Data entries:
────────────────
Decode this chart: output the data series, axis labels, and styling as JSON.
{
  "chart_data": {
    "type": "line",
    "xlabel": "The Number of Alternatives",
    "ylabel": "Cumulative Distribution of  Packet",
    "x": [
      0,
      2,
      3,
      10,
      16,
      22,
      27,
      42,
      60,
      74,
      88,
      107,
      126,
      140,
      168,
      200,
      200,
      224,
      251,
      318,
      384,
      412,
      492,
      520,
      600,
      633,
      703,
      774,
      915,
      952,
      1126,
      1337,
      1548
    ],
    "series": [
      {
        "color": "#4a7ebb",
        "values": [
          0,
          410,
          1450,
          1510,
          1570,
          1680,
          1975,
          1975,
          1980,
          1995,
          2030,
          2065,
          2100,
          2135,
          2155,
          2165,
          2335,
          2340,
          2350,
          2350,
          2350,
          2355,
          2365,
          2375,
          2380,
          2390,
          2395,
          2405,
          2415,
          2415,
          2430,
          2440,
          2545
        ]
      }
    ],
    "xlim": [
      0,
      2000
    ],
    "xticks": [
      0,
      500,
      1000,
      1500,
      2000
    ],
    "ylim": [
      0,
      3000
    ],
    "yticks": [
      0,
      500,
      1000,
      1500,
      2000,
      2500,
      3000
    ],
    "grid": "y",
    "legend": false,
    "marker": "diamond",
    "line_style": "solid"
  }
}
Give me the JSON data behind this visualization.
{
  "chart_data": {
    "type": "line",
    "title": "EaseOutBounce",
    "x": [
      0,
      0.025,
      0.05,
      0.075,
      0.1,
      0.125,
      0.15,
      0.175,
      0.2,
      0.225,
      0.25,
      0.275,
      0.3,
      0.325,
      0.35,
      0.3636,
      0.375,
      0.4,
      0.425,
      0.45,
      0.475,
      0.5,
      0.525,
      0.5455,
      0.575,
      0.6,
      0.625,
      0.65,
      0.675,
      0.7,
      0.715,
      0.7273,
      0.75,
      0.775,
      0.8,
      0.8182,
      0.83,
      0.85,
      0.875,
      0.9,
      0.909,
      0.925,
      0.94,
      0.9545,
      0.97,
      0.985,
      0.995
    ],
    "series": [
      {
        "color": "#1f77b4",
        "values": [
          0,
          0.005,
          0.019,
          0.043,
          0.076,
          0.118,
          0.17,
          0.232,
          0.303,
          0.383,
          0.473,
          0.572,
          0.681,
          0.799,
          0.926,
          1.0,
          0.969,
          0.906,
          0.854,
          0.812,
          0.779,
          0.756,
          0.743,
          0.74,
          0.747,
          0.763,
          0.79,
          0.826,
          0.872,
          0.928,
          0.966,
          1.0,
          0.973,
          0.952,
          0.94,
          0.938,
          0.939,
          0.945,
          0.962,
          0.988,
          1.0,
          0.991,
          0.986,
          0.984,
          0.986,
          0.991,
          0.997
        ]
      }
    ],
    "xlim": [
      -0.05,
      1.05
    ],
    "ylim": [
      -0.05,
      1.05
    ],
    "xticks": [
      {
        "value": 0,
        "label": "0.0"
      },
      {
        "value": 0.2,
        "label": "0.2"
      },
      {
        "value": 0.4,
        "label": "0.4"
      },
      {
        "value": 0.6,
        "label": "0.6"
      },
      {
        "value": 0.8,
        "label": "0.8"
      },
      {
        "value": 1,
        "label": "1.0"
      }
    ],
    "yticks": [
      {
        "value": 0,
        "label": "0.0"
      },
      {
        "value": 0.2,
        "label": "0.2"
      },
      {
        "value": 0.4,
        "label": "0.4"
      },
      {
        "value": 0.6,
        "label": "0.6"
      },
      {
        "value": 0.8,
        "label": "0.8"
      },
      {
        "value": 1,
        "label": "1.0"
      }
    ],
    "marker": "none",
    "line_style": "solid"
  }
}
────────────────
Identify each line containing the string "this" and copy it out.

Decode this chart: output the data series, axis labels, and styling as JSON.
Give me the JSON data behind this visualization.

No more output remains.